**GIVEN INSTRUCTION**
From the listing below, pick out each line with the word "false".

**Collection entries**
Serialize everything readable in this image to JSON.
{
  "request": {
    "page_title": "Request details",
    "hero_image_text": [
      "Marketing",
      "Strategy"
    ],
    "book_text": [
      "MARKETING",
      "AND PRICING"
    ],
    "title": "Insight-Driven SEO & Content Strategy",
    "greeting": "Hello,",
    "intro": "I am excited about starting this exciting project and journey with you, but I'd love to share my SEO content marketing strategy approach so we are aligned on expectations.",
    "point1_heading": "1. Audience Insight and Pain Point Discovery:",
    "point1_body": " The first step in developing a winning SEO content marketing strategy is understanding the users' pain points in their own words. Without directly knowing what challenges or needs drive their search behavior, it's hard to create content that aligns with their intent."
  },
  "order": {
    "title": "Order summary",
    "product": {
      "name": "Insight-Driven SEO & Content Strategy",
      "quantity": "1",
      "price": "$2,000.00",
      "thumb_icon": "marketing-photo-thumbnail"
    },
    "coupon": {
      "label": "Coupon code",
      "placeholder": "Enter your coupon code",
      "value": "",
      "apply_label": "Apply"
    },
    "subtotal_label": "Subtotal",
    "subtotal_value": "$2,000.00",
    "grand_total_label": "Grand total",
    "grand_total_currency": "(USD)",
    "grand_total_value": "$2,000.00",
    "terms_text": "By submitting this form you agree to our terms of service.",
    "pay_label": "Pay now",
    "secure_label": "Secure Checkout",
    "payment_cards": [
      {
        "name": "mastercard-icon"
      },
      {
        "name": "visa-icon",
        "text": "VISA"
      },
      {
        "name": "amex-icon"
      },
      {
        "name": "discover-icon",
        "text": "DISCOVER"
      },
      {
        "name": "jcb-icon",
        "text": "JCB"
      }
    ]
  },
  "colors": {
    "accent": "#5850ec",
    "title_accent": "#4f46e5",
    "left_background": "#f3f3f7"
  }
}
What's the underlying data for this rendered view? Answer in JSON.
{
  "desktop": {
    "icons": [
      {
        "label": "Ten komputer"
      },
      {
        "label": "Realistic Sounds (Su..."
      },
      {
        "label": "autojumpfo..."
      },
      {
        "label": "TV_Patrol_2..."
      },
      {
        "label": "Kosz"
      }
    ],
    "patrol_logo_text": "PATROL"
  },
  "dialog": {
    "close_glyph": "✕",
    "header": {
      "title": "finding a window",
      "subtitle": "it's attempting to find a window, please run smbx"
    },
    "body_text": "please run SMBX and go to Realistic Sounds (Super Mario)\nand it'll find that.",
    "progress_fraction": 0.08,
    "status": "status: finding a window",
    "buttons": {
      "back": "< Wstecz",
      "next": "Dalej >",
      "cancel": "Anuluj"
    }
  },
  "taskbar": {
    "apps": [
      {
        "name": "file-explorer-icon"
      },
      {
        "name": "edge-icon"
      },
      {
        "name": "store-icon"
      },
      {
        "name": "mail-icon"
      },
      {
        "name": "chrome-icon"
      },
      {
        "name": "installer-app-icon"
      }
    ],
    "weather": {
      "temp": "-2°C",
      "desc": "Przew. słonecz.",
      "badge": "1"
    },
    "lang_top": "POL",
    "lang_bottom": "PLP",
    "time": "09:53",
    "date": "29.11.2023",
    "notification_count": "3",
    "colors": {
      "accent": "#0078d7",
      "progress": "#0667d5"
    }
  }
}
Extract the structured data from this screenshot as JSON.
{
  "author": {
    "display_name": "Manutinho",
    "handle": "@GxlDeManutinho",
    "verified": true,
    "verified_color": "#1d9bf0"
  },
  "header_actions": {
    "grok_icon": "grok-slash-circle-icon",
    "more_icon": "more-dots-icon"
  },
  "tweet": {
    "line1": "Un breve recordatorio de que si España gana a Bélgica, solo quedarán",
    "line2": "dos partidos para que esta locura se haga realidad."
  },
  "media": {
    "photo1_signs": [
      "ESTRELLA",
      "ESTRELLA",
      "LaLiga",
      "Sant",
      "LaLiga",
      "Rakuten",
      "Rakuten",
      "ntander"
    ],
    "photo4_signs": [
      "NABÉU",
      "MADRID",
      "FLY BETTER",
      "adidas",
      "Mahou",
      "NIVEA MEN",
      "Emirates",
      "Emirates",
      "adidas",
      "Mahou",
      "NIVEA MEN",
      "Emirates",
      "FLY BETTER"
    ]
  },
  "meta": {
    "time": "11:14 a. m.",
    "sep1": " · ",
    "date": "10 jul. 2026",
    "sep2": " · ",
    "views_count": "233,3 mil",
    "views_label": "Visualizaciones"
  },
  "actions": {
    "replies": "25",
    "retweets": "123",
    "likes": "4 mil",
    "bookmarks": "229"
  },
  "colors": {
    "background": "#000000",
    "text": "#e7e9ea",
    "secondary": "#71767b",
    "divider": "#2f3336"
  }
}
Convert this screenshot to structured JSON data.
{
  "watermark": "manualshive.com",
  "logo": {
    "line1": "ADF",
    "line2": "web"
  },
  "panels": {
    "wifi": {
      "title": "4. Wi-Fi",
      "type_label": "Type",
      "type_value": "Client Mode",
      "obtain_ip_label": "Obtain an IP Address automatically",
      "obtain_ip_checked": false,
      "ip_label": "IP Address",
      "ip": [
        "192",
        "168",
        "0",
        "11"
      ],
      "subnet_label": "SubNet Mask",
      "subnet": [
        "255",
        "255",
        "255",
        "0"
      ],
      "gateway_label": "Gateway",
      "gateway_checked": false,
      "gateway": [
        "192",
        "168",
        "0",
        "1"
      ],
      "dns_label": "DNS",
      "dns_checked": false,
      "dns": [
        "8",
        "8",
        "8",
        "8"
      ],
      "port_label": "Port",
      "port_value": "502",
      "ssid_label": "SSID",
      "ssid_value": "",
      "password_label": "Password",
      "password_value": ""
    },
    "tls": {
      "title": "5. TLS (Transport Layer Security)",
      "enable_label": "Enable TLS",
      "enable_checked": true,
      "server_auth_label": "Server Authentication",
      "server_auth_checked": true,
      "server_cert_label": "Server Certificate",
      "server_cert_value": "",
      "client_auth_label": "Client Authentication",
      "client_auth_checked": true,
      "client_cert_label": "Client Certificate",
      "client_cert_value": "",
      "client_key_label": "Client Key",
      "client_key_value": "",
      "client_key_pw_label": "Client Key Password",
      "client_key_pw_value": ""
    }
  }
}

**TASK RESPONSE**
      "obtain_ip_checked": false,
      "gateway_checked": false,
      "dns_checked": false,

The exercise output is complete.